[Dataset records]
######
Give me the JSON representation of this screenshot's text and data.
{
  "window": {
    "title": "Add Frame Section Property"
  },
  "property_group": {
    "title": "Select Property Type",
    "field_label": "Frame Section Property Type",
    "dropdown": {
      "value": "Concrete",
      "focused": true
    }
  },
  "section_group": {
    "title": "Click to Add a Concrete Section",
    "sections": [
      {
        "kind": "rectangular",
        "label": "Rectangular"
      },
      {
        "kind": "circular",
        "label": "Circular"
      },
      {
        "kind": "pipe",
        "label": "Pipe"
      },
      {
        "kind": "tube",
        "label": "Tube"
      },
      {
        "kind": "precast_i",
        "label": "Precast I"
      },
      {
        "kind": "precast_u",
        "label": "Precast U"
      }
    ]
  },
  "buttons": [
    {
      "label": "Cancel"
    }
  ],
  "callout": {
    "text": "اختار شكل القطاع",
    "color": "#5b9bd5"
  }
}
######
EXERCISE DETAILS> Search the records for the string "kind" and return every line in which it occurs.

THE OUTPUT>
        "kind": "rectangular",
        "kind": "circular",
        "kind": "pipe",
        "kind": "tube",
        "kind": "precast_i",
        "kind": "precast_u",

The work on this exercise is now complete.